TASK GOAL –
Restate each line word for word. Leave out every picture.
----
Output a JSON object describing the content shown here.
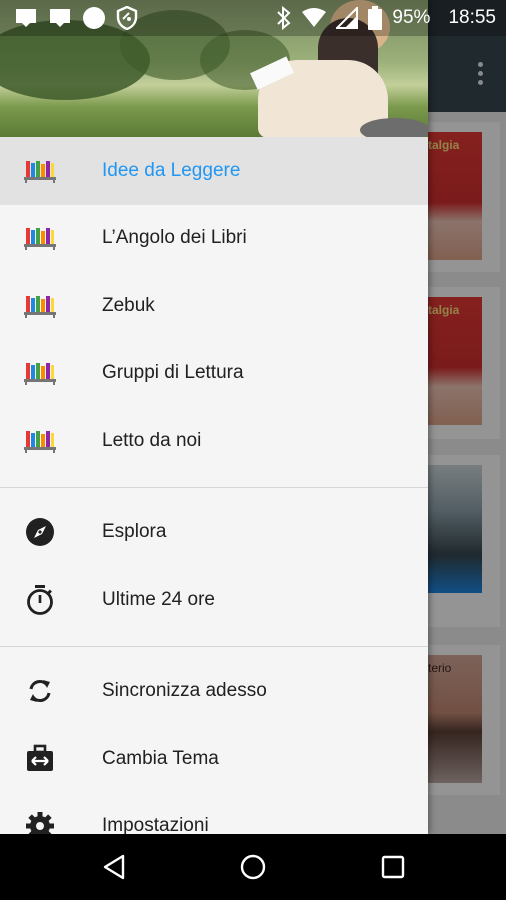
{
  "status_bar": {
    "battery": "95%",
    "time": "18:55",
    "icons": [
      "notification-icon",
      "notification-icon",
      "circle-icon",
      "shield-icon",
      "bluetooth-icon",
      "wifi-icon",
      "signal-icon",
      "battery-icon"
    ]
  },
  "background": {
    "covers": [
      {
        "text": "talgia",
        "style": "red"
      },
      {
        "text": "talgia",
        "style": "red"
      },
      {
        "text": "",
        "style": "blue"
      },
      {
        "text": "terio",
        "style": "brown"
      }
    ]
  },
  "drawer": {
    "feeds": [
      {
        "label": "Idee da Leggere",
        "icon": "bookshelf-icon",
        "active": true
      },
      {
        "label": "L’Angolo dei Libri",
        "icon": "bookshelf-icon",
        "active": false
      },
      {
        "label": "Zebuk",
        "icon": "bookshelf-icon",
        "active": false
      },
      {
        "label": "Gruppi di Lettura",
        "icon": "bookshelf-icon",
        "active": false
      },
      {
        "label": "Letto da noi",
        "icon": "bookshelf-icon",
        "active": false
      }
    ],
    "browse": [
      {
        "label": "Esplora",
        "icon": "compass-icon"
      },
      {
        "label": "Ultime 24 ore",
        "icon": "stopwatch-icon"
      }
    ],
    "actions": [
      {
        "label": "Sincronizza adesso",
        "icon": "sync-icon"
      },
      {
        "label": "Cambia Tema",
        "icon": "theme-swap-icon"
      },
      {
        "label": "Impostazioni",
        "icon": "gear-icon"
      }
    ]
  },
  "colors": {
    "accent": "#2196f3",
    "toolbar": "#37474f",
    "drawer_bg": "#f5f5f5",
    "active_bg": "#e2e2e2"
  }
}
----
THE REPLY –
Output a JSON object describing the content shown here.
{
  "status_bar": {
    "battery": "95%",
    "time": "18:55",
    "icons": [
      "notification-icon",
      "notification-icon",
      "circle-icon",
      "shield-icon",
      "bluetooth-icon",
      "wifi-icon",
      "signal-icon",
      "battery-icon"
    ]
  },
  "background": {
    "covers": [
      {
        "text": "talgia",
        "style": "red"
      },
      {
        "text": "talgia",
        "style": "red"
      },
      {
        "text": "",
        "style": "blue"
      },
      {
        "text": "terio",
        "style": "brown"
      }
    ]
  },
  "drawer": {
    "feeds": [
      {
        "label": "Idee da Leggere",
        "icon": "bookshelf-icon",
        "active": true
      },
      {
        "label": "L’Angolo dei Libri",
        "icon": "bookshelf-icon",
        "active": false
      },
      {
        "label": "Zebuk",
        "icon": "bookshelf-icon",
        "active": false
      },
      {
        "label": "Gruppi di Lettura",
        "icon": "bookshelf-icon",
        "active": false
      },
      {
        "label": "Letto da noi",
        "icon": "bookshelf-icon",
        "active": false
      }
    ],
    "browse": [
      {
        "label": "Esplora",
        "icon": "compass-icon"
      },
      {
        "label": "Ultime 24 ore",
        "icon": "stopwatch-icon"
      }
    ],
    "actions": [
      {
        "label": "Sincronizza adesso",
        "icon": "sync-icon"
      },
      {
        "label": "Cambia Tema",
        "icon": "theme-swap-icon"
      },
      {
        "label": "Impostazioni",
        "icon": "gear-icon"
      }
    ]
  },
  "colors": {
    "accent": "#2196f3",
    "toolbar": "#37474f",
    "drawer_bg": "#f5f5f5",
    "active_bg": "#e2e2e2"
  }
}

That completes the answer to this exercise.